⟨

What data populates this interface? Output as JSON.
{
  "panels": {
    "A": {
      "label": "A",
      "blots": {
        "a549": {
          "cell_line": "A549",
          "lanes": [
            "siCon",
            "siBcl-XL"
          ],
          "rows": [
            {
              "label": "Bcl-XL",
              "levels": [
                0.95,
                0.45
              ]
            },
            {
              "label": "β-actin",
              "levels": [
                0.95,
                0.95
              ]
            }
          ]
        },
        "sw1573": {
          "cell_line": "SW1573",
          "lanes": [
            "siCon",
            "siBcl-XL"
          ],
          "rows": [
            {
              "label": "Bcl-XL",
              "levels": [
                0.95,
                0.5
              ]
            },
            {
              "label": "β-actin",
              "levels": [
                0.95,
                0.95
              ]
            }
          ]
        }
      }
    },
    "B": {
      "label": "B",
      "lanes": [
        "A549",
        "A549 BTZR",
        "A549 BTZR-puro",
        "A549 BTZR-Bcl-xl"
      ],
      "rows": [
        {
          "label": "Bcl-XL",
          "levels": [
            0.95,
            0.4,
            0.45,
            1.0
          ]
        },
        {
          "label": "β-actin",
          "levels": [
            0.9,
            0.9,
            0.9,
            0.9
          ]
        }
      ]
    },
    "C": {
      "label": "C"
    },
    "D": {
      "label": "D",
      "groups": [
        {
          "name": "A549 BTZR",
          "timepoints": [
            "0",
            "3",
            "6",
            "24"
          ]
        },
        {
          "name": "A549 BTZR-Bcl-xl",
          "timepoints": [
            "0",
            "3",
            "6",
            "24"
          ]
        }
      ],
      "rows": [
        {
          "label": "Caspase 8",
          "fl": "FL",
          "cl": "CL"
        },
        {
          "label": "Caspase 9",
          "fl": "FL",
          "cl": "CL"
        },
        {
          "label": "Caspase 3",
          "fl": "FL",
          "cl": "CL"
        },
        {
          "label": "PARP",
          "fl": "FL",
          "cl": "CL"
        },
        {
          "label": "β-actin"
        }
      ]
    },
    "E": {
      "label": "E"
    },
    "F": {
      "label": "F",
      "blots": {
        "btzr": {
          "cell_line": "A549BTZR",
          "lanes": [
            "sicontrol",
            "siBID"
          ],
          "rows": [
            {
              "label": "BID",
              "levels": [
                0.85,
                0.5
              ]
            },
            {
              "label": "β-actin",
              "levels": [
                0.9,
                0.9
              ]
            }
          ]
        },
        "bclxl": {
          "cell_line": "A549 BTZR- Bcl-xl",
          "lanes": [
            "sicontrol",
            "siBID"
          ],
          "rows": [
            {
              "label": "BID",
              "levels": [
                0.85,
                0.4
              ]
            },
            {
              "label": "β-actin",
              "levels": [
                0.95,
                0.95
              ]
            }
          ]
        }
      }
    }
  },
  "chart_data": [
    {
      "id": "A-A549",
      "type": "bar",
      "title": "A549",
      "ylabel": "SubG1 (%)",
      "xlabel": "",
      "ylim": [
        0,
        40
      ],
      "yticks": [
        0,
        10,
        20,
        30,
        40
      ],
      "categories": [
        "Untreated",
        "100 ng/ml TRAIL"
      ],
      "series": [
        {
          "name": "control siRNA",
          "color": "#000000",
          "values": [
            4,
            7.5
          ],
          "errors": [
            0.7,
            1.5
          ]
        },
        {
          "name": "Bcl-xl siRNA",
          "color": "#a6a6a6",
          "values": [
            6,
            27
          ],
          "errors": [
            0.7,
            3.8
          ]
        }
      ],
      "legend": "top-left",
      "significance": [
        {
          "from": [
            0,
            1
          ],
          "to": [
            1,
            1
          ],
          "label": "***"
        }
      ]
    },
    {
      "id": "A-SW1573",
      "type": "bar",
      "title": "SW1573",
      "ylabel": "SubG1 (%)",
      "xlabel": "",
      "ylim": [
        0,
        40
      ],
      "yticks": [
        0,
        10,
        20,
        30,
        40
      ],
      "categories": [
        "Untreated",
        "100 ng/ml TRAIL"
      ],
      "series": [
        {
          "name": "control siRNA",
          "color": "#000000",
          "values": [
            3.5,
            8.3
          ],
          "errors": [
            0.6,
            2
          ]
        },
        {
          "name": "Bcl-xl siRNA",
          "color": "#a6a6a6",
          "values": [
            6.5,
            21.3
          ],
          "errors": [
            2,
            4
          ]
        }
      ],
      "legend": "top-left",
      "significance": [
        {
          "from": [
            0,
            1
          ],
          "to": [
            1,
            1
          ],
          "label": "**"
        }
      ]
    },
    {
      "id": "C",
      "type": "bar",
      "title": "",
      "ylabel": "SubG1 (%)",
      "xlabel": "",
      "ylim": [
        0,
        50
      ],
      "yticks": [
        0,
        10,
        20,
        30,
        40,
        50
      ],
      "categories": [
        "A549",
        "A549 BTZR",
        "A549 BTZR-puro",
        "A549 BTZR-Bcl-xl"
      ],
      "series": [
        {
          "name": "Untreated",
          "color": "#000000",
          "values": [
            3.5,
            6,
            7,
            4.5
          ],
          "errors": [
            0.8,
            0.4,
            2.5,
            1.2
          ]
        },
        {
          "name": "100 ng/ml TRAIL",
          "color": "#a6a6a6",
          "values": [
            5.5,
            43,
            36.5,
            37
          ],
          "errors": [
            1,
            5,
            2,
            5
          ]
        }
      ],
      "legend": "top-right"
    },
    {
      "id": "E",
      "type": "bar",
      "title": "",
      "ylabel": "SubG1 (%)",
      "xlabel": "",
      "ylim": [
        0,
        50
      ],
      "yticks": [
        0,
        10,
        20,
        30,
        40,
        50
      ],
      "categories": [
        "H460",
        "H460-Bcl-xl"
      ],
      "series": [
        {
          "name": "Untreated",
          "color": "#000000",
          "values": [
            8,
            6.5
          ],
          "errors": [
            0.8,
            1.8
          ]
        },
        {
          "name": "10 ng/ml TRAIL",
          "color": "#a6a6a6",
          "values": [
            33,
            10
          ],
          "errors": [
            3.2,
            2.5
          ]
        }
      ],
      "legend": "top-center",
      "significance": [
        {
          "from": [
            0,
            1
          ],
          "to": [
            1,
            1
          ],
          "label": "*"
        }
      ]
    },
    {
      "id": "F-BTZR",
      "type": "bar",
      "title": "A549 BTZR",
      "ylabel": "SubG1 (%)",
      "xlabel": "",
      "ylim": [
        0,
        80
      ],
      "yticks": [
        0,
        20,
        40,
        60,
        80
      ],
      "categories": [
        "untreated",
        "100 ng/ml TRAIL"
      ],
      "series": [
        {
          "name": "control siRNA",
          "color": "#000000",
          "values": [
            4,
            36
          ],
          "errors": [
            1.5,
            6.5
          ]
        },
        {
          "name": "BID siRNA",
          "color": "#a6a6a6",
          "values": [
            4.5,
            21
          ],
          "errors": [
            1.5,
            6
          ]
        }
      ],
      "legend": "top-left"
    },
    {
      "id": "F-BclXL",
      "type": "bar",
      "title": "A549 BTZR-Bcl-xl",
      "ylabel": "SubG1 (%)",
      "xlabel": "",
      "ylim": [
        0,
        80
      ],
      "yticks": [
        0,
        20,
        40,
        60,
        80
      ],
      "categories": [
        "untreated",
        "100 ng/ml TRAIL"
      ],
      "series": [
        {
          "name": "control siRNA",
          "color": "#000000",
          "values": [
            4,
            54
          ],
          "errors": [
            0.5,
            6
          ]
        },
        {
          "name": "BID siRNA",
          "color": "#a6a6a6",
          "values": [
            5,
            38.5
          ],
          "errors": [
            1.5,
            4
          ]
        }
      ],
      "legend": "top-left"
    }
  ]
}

⟩

◆ **Instructions to follow**
Extract each entry in full and write it down exactly.

◆ **Exercise output**
What data populates this interface? Output as JSON.
{
  "panels": {
    "A": {
      "label": "A",
      "blots": {
        "a549": {
          "cell_line": "A549",
          "lanes": [
            "siCon",
            "siBcl-XL"
          ],
          "rows": [
            {
              "label": "Bcl-XL",
              "levels": [
                0.95,
                0.45
              ]
            },
            {
              "label": "β-actin",
              "levels": [
                0.95,
                0.95
              ]
            }
          ]
        },
        "sw1573": {
          "cell_line": "SW1573",
          "lanes": [
            "siCon",
            "siBcl-XL"
          ],
          "rows": [
            {
              "label": "Bcl-XL",
              "levels": [
                0.95,
                0.5
              ]
            },
            {
              "label": "β-actin",
              "levels": [
                0.95,
                0.95
              ]
            }
          ]
        }
      }
    },
    "B": {
      "label": "B",
      "lanes": [
        "A549",
        "A549 BTZR",
        "A549 BTZR-puro",
        "A549 BTZR-Bcl-xl"
      ],
      "rows": [
        {
          "label": "Bcl-XL",
          "levels": [
            0.95,
            0.4,
            0.45,
            1.0
          ]
        },
        {
          "label": "β-actin",
          "levels": [
            0.9,
            0.9,
            0.9,
            0.9
          ]
        }
      ]
    },
    "C": {
      "label": "C"
    },
    "D": {
      "label": "D",
      "groups": [
        {
          "name": "A549 BTZR",
          "timepoints": [
            "0",
            "3",
            "6",
            "24"
          ]
        },
        {
          "name": "A549 BTZR-Bcl-xl",
          "timepoints": [
            "0",
            "3",
            "6",
            "24"
          ]
        }
      ],
      "rows": [
        {
          "label": "Caspase 8",
          "fl": "FL",
          "cl": "CL"
        },
        {
          "label": "Caspase 9",
          "fl": "FL",
          "cl": "CL"
        },
        {
          "label": "Caspase 3",
          "fl": "FL",
          "cl": "CL"
        },
        {
          "label": "PARP",
          "fl": "FL",
          "cl": "CL"
        },
        {
          "label": "β-actin"
        }
      ]
    },
    "E": {
      "label": "E"
    },
    "F": {
      "label": "F",
      "blots": {
        "btzr": {
          "cell_line": "A549BTZR",
          "lanes": [
            "sicontrol",
            "siBID"
          ],
          "rows": [
            {
              "label": "BID",
              "levels": [
                0.85,
                0.5
              ]
            },
            {
              "label": "β-actin",
              "levels": [
                0.9,
                0.9
              ]
            }
          ]
        },
        "bclxl": {
          "cell_line": "A549 BTZR- Bcl-xl",
          "lanes": [
            "sicontrol",
            "siBID"
          ],
          "rows": [
            {
              "label": "BID",
              "levels": [
                0.85,
                0.4
              ]
            },
            {
              "label": "β-actin",
              "levels": [
                0.95,
                0.95
              ]
            }
          ]
        }
      }
    }
  },
  "chart_data": [
    {
      "id": "A-A549",
      "type": "bar",
      "title": "A549",
      "ylabel": "SubG1 (%)",
      "xlabel": "",
      "ylim": [
        0,
        40
      ],
      "yticks": [
        0,
        10,
        20,
        30,
        40
      ],
      "categories": [
        "Untreated",
        "100 ng/ml TRAIL"
      ],
      "series": [
        {
          "name": "control siRNA",
          "color": "#000000",
          "values": [
            4,
            7.5
          ],
          "errors": [
            0.7,
            1.5
          ]
        },
        {
          "name": "Bcl-xl siRNA",
          "color": "#a6a6a6",
          "values": [
            6,
            27
          ],
          "errors": [
            0.7,
            3.8
          ]
        }
      ],
      "legend": "top-left",
      "significance": [
        {
          "from": [
            0,
            1
          ],
          "to": [
            1,
            1
          ],
          "label": "***"
        }
      ]
    },
    {
      "id": "A-SW1573",
      "type": "bar",
      "title": "SW1573",
      "ylabel": "SubG1 (%)",
      "xlabel": "",
      "ylim": [
        0,
        40
      ],
      "yticks": [
        0,
        10,
        20,
        30,
        40
      ],
      "categories": [
        "Untreated",
        "100 ng/ml TRAIL"
      ],
      "series": [
        {
          "name": "control siRNA",
          "color": "#000000",
          "values": [
            3.5,
            8.3
          ],
          "errors": [
            0.6,
            2
          ]
        },
        {
          "name": "Bcl-xl siRNA",
          "color": "#a6a6a6",
          "values": [
            6.5,
            21.3
          ],
          "errors": [
            2,
            4
          ]
        }
      ],
      "legend": "top-left",
      "significance": [
        {
          "from": [
            0,
            1
          ],
          "to": [
            1,
            1
          ],
          "label": "**"
        }
      ]
    },
    {
      "id": "C",
      "type": "bar",
      "title": "",
      "ylabel": "SubG1 (%)",
      "xlabel": "",
      "ylim": [
        0,
        50
      ],
      "yticks": [
        0,
        10,
        20,
        30,
        40,
        50
      ],
      "categories": [
        "A549",
        "A549 BTZR",
        "A549 BTZR-puro",
        "A549 BTZR-Bcl-xl"
      ],
      "series": [
        {
          "name": "Untreated",
          "color": "#000000",
          "values": [
            3.5,
            6,
            7,
            4.5
          ],
          "errors": [
            0.8,
            0.4,
            2.5,
            1.2
          ]
        },
        {
          "name": "100 ng/ml TRAIL",
          "color": "#a6a6a6",
          "values": [
            5.5,
            43,
            36.5,
            37
          ],
          "errors": [
            1,
            5,
            2,
            5
          ]
        }
      ],
      "legend": "top-right"
    },
    {
      "id": "E",
      "type": "bar",
      "title": "",
      "ylabel": "SubG1 (%)",
      "xlabel": "",
      "ylim": [
        0,
        50
      ],
      "yticks": [
        0,
        10,
        20,
        30,
        40,
        50
      ],
      "categories": [
        "H460",
        "H460-Bcl-xl"
      ],
      "series": [
        {
          "name": "Untreated",
          "color": "#000000",
          "values": [
            8,
            6.5
          ],
          "errors": [
            0.8,
            1.8
          ]
        },
        {
          "name": "10 ng/ml TRAIL",
          "color": "#a6a6a6",
          "values": [
            33,
            10
          ],
          "errors": [
            3.2,
            2.5
          ]
        }
      ],
      "legend": "top-center",
      "significance": [
        {
          "from": [
            0,
            1
          ],
          "to": [
            1,
            1
          ],
          "label": "*"
        }
      ]
    },
    {
      "id": "F-BTZR",
      "type": "bar",
      "title": "A549 BTZR",
      "ylabel": "SubG1 (%)",
      "xlabel": "",
      "ylim": [
        0,
        80
      ],
      "yticks": [
        0,
        20,
        40,
        60,
        80
      ],
      "categories": [
        "untreated",
        "100 ng/ml TRAIL"
      ],
      "series": [
        {
          "name": "control siRNA",
          "color": "#000000",
          "values": [
            4,
            36
          ],
          "errors": [
            1.5,
            6.5
          ]
        },
        {
          "name": "BID siRNA",
          "color": "#a6a6a6",
          "values": [
            4.5,
            21
          ],
          "errors": [
            1.5,
            6
          ]
        }
      ],
      "legend": "top-left"
    },
    {
      "id": "F-BclXL",
      "type": "bar",
      "title": "A549 BTZR-Bcl-xl",
      "ylabel": "SubG1 (%)",
      "xlabel": "",
      "ylim": [
        0,
        80
      ],
      "yticks": [
        0,
        20,
        40,
        60,
        80
      ],
      "categories": [
        "untreated",
        "100 ng/ml TRAIL"
      ],
      "series": [
        {
          "name": "control siRNA",
          "color": "#000000",
          "values": [
            4,
            54
          ],
          "errors": [
            0.5,
            6
          ]
        },
        {
          "name": "BID siRNA",
          "color": "#a6a6a6",
          "values": [
            5,
            38.5
          ],
          "errors": [
            1.5,
            4
          ]
        }
      ],
      "legend": "top-left"
    }
  ]
}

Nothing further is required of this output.